Copy out every line in the entries below that includes "have".

#### GIVEN INFORMATION ####

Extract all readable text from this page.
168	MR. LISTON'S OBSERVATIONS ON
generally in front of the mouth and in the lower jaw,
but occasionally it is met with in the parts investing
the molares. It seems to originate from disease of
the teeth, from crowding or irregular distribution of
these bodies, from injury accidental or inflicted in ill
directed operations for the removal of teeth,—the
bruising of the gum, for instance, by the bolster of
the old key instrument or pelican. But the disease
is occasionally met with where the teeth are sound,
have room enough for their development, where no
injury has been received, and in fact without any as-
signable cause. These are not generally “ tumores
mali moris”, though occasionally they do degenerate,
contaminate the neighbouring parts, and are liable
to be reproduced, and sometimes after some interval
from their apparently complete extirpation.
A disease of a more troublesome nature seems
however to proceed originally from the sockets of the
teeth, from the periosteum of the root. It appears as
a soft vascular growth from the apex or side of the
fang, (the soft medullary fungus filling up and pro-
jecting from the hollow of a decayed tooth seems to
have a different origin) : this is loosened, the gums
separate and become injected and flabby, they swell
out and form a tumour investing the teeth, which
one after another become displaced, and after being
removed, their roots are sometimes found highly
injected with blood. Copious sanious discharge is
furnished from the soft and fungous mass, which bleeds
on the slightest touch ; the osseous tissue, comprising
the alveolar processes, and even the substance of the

####

▶ [TASK RESULT]:
have room enough for their development, where no
have a different origin) : this is loosened, the gums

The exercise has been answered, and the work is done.